Give back the records below exactly, every one, with no pictures.

· · · · ·

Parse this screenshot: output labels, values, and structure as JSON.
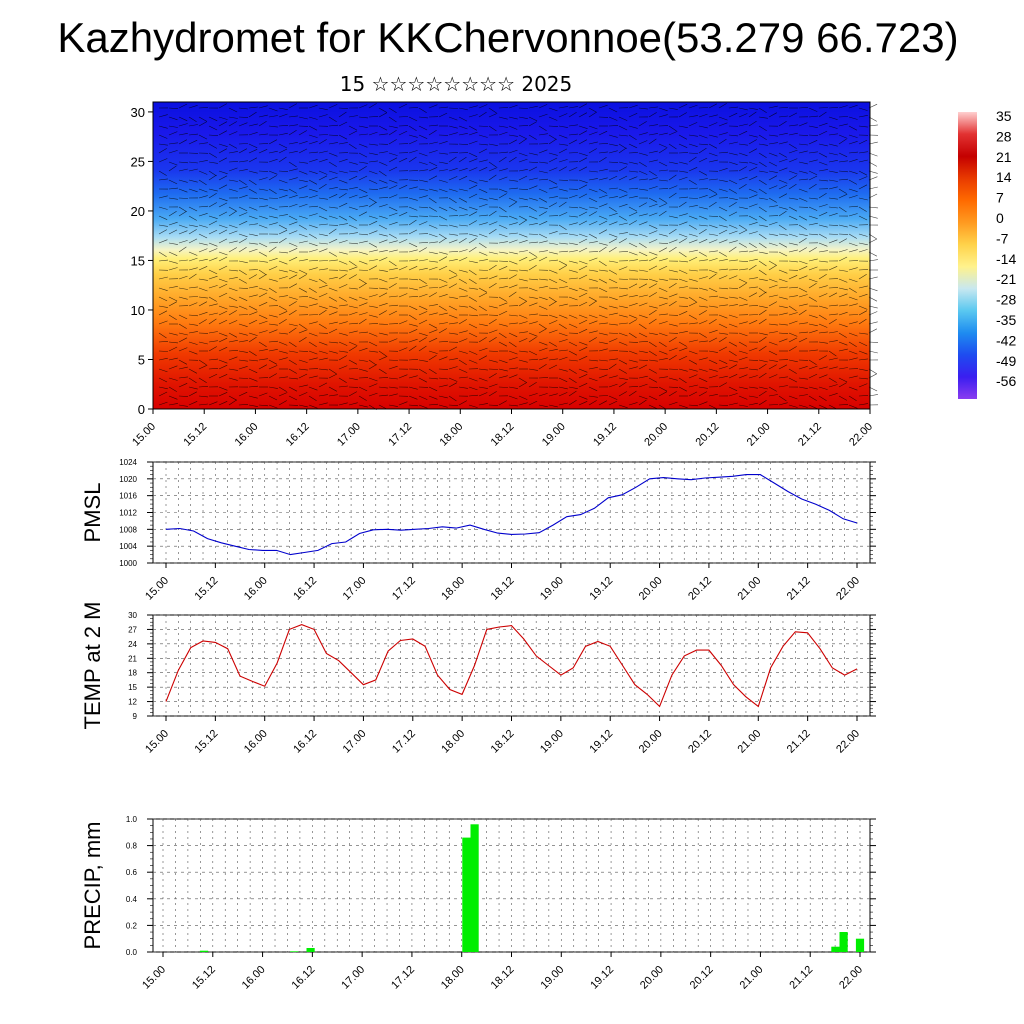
{
  "title": "Kazhydromet for KKChervonnoe(53.279 66.723)",
  "subtitle": "15 ☆☆☆☆☆☆☆☆ 2025",
  "time_labels": [
    "15.00",
    "15.12",
    "16.00",
    "16.12",
    "17.00",
    "17.12",
    "18.00",
    "18.12",
    "19.00",
    "19.12",
    "20.00",
    "20.12",
    "21.00",
    "21.12",
    "22.00"
  ],
  "chart_data": [
    {
      "type": "heatmap",
      "yticks": [
        0,
        5,
        10,
        15,
        20,
        25,
        30
      ],
      "ylim": [
        0,
        31
      ],
      "colorbar": {
        "labels": [
          "35",
          "28",
          "21",
          "14",
          "7",
          "0",
          "-7",
          "-14",
          "-21",
          "-28",
          "-35",
          "-42",
          "-49",
          "-56"
        ],
        "colors": [
          "#ffd0d0",
          "#e23232",
          "#c40000",
          "#e83a00",
          "#ff6a00",
          "#ff9a20",
          "#ffd24a",
          "#fff28c",
          "#c8e8f0",
          "#5ac8f0",
          "#1e8cf0",
          "#1e4cf0",
          "#3a1ef0",
          "#8a3cf0"
        ]
      },
      "colors": {
        "hot": "#d40000",
        "mid": "#ffe04a",
        "cold": "#1020f0",
        "top": "#0a10e0"
      }
    },
    {
      "type": "line",
      "ylabel": "PMSL",
      "yticks": [
        1000,
        1004,
        1008,
        1012,
        1016,
        1020,
        1024
      ],
      "ylim": [
        1000,
        1024
      ],
      "color": "#0000cc",
      "values": [
        1008,
        1008.2,
        1007.6,
        1005.8,
        1004.8,
        1004.0,
        1003.2,
        1003.0,
        1003.0,
        1002.0,
        1002.5,
        1003.0,
        1004.6,
        1005.0,
        1007.0,
        1007.9,
        1008.0,
        1007.8,
        1008.0,
        1008.2,
        1008.6,
        1008.3,
        1009.0,
        1008.0,
        1007.1,
        1006.8,
        1006.9,
        1007.2,
        1009.0,
        1011.0,
        1011.5,
        1013.0,
        1015.5,
        1016.2,
        1018.0,
        1020.0,
        1020.3,
        1020.0,
        1019.8,
        1020.2,
        1020.4,
        1020.6,
        1021.0,
        1021.0,
        1019.0,
        1017.0,
        1015.2,
        1014.0,
        1012.5,
        1010.5,
        1009.5
      ]
    },
    {
      "type": "line",
      "ylabel": "TEMP at 2 M",
      "yticks": [
        9,
        12,
        15,
        18,
        21,
        24,
        27,
        30
      ],
      "ylim": [
        9,
        30
      ],
      "color": "#cc0000",
      "values": [
        12.0,
        18.5,
        23.2,
        24.6,
        24.3,
        23.0,
        17.3,
        16.2,
        15.2,
        20.0,
        27.0,
        28.0,
        27.0,
        22.0,
        20.5,
        18.0,
        15.5,
        16.5,
        22.5,
        24.7,
        25.0,
        23.5,
        17.5,
        14.5,
        13.5,
        19.5,
        27.0,
        27.5,
        27.8,
        25.0,
        21.5,
        19.5,
        17.5,
        19.0,
        23.5,
        24.5,
        23.5,
        19.5,
        15.5,
        13.5,
        11.0,
        17.5,
        21.5,
        22.7,
        22.7,
        19.5,
        15.5,
        13.0,
        11.0,
        19.0,
        23.5,
        26.5,
        26.3,
        23.0,
        19.0,
        17.5,
        18.8
      ]
    },
    {
      "type": "bar",
      "ylabel": "PRECIP, mm",
      "yticks": [
        "0.0",
        "0.2",
        "0.4",
        "0.6",
        "0.8",
        "1.0"
      ],
      "ylim": [
        0,
        1.0
      ],
      "color": "#00ee00",
      "values": [
        0,
        0,
        0,
        0,
        0,
        0.01,
        0,
        0,
        0,
        0,
        0,
        0,
        0,
        0,
        0,
        0,
        0.005,
        0,
        0.03,
        0,
        0,
        0,
        0,
        0,
        0,
        0,
        0,
        0,
        0,
        0,
        0,
        0,
        0,
        0,
        0,
        0,
        0,
        0.86,
        0.96,
        0,
        0,
        0,
        0,
        0,
        0,
        0,
        0,
        0,
        0,
        0,
        0,
        0,
        0,
        0,
        0,
        0,
        0,
        0,
        0,
        0,
        0,
        0,
        0,
        0,
        0,
        0,
        0,
        0,
        0,
        0,
        0,
        0,
        0,
        0,
        0,
        0,
        0,
        0,
        0,
        0,
        0,
        0,
        0.04,
        0.15,
        0,
        0.1
      ]
    }
  ]
}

· · · · ·

• **WORKED ANSWER**:
Parse this screenshot: output labels, values, and structure as JSON.
{
  "title": "Kazhydromet for KKChervonnoe(53.279 66.723)",
  "subtitle": "15 ☆☆☆☆☆☆☆☆ 2025",
  "time_labels": [
    "15.00",
    "15.12",
    "16.00",
    "16.12",
    "17.00",
    "17.12",
    "18.00",
    "18.12",
    "19.00",
    "19.12",
    "20.00",
    "20.12",
    "21.00",
    "21.12",
    "22.00"
  ],
  "chart_data": [
    {
      "type": "heatmap",
      "yticks": [
        0,
        5,
        10,
        15,
        20,
        25,
        30
      ],
      "ylim": [
        0,
        31
      ],
      "colorbar": {
        "labels": [
          "35",
          "28",
          "21",
          "14",
          "7",
          "0",
          "-7",
          "-14",
          "-21",
          "-28",
          "-35",
          "-42",
          "-49",
          "-56"
        ],
        "colors": [
          "#ffd0d0",
          "#e23232",
          "#c40000",
          "#e83a00",
          "#ff6a00",
          "#ff9a20",
          "#ffd24a",
          "#fff28c",
          "#c8e8f0",
          "#5ac8f0",
          "#1e8cf0",
          "#1e4cf0",
          "#3a1ef0",
          "#8a3cf0"
        ]
      },
      "colors": {
        "hot": "#d40000",
        "mid": "#ffe04a",
        "cold": "#1020f0",
        "top": "#0a10e0"
      }
    },
    {
      "type": "line",
      "ylabel": "PMSL",
      "yticks": [
        1000,
        1004,
        1008,
        1012,
        1016,
        1020,
        1024
      ],
      "ylim": [
        1000,
        1024
      ],
      "color": "#0000cc",
      "values": [
        1008,
        1008.2,
        1007.6,
        1005.8,
        1004.8,
        1004.0,
        1003.2,
        1003.0,
        1003.0,
        1002.0,
        1002.5,
        1003.0,
        1004.6,
        1005.0,
        1007.0,
        1007.9,
        1008.0,
        1007.8,
        1008.0,
        1008.2,
        1008.6,
        1008.3,
        1009.0,
        1008.0,
        1007.1,
        1006.8,
        1006.9,
        1007.2,
        1009.0,
        1011.0,
        1011.5,
        1013.0,
        1015.5,
        1016.2,
        1018.0,
        1020.0,
        1020.3,
        1020.0,
        1019.8,
        1020.2,
        1020.4,
        1020.6,
        1021.0,
        1021.0,
        1019.0,
        1017.0,
        1015.2,
        1014.0,
        1012.5,
        1010.5,
        1009.5
      ]
    },
    {
      "type": "line",
      "ylabel": "TEMP at 2 M",
      "yticks": [
        9,
        12,
        15,
        18,
        21,
        24,
        27,
        30
      ],
      "ylim": [
        9,
        30
      ],
      "color": "#cc0000",
      "values": [
        12.0,
        18.5,
        23.2,
        24.6,
        24.3,
        23.0,
        17.3,
        16.2,
        15.2,
        20.0,
        27.0,
        28.0,
        27.0,
        22.0,
        20.5,
        18.0,
        15.5,
        16.5,
        22.5,
        24.7,
        25.0,
        23.5,
        17.5,
        14.5,
        13.5,
        19.5,
        27.0,
        27.5,
        27.8,
        25.0,
        21.5,
        19.5,
        17.5,
        19.0,
        23.5,
        24.5,
        23.5,
        19.5,
        15.5,
        13.5,
        11.0,
        17.5,
        21.5,
        22.7,
        22.7,
        19.5,
        15.5,
        13.0,
        11.0,
        19.0,
        23.5,
        26.5,
        26.3,
        23.0,
        19.0,
        17.5,
        18.8
      ]
    },
    {
      "type": "bar",
      "ylabel": "PRECIP, mm",
      "yticks": [
        "0.0",
        "0.2",
        "0.4",
        "0.6",
        "0.8",
        "1.0"
      ],
      "ylim": [
        0,
        1.0
      ],
      "color": "#00ee00",
      "values": [
        0,
        0,
        0,
        0,
        0,
        0.01,
        0,
        0,
        0,
        0,
        0,
        0,
        0,
        0,
        0,
        0,
        0.005,
        0,
        0.03,
        0,
        0,
        0,
        0,
        0,
        0,
        0,
        0,
        0,
        0,
        0,
        0,
        0,
        0,
        0,
        0,
        0,
        0,
        0.86,
        0.96,
        0,
        0,
        0,
        0,
        0,
        0,
        0,
        0,
        0,
        0,
        0,
        0,
        0,
        0,
        0,
        0,
        0,
        0,
        0,
        0,
        0,
        0,
        0,
        0,
        0,
        0,
        0,
        0,
        0,
        0,
        0,
        0,
        0,
        0,
        0,
        0,
        0,
        0,
        0,
        0,
        0,
        0,
        0,
        0.04,
        0.15,
        0,
        0.1
      ]
    }
  ]
}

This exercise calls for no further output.